(Exercise objective) Look for the word "Agregar" in each line and report the count of matching lines, with nothing added.

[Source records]
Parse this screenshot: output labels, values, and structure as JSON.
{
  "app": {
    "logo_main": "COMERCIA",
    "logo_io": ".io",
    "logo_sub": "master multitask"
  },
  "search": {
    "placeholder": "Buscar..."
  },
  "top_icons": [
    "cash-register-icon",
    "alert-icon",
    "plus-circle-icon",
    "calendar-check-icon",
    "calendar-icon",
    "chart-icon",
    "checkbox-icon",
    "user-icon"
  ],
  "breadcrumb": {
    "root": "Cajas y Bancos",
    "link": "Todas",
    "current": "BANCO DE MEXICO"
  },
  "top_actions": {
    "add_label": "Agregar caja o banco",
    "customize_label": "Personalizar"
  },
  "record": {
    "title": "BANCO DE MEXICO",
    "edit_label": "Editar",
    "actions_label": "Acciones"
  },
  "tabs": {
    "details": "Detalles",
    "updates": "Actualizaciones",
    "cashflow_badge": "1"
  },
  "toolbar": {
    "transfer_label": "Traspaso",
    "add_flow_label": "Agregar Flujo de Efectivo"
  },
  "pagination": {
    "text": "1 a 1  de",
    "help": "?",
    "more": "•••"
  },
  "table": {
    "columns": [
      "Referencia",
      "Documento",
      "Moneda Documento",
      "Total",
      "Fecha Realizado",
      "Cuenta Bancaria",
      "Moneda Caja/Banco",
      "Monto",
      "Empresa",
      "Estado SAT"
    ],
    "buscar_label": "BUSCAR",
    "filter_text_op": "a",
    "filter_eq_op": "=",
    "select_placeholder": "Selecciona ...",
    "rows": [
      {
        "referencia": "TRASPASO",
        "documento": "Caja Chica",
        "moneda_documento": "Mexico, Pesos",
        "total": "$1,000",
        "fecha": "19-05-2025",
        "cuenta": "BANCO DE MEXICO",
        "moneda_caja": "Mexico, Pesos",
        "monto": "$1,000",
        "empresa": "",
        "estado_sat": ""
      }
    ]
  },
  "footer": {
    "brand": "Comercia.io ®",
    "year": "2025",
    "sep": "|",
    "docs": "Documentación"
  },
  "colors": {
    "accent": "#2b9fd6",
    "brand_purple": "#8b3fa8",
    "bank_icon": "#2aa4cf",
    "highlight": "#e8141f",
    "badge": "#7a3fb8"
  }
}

---

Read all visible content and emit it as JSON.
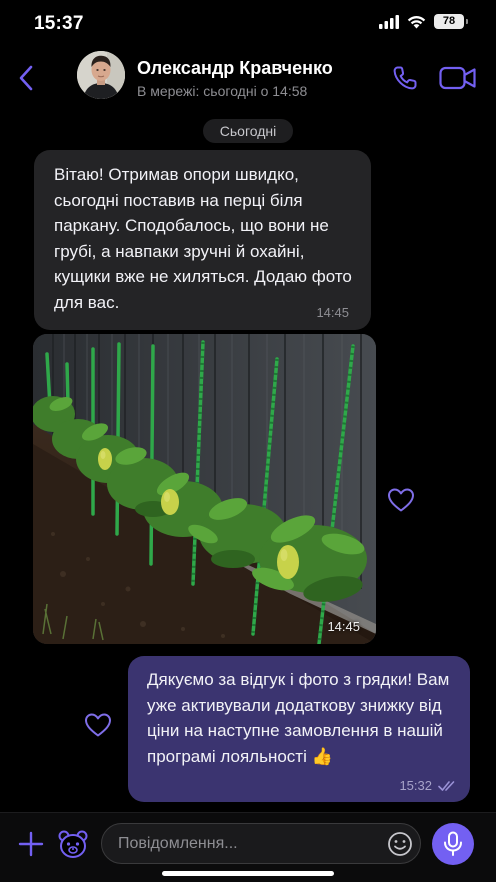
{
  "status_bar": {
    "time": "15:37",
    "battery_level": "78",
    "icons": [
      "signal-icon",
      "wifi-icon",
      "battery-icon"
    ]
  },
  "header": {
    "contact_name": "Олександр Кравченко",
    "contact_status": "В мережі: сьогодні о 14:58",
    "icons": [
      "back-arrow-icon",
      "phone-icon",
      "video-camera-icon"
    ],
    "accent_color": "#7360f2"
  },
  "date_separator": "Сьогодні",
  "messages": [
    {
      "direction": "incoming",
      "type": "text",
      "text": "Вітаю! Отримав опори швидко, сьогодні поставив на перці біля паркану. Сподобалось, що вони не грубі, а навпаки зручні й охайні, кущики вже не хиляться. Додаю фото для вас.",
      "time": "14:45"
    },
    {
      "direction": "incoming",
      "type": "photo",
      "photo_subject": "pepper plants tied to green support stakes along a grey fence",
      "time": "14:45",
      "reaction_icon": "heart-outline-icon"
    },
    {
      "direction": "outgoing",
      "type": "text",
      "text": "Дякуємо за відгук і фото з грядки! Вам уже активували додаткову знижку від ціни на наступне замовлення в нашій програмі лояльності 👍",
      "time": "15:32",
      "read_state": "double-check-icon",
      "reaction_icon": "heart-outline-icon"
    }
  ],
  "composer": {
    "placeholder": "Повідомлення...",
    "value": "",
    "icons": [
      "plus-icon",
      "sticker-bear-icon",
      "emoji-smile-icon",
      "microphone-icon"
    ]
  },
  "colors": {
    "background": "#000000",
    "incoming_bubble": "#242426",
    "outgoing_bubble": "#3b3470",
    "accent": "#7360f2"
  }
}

(Exercise solution) 2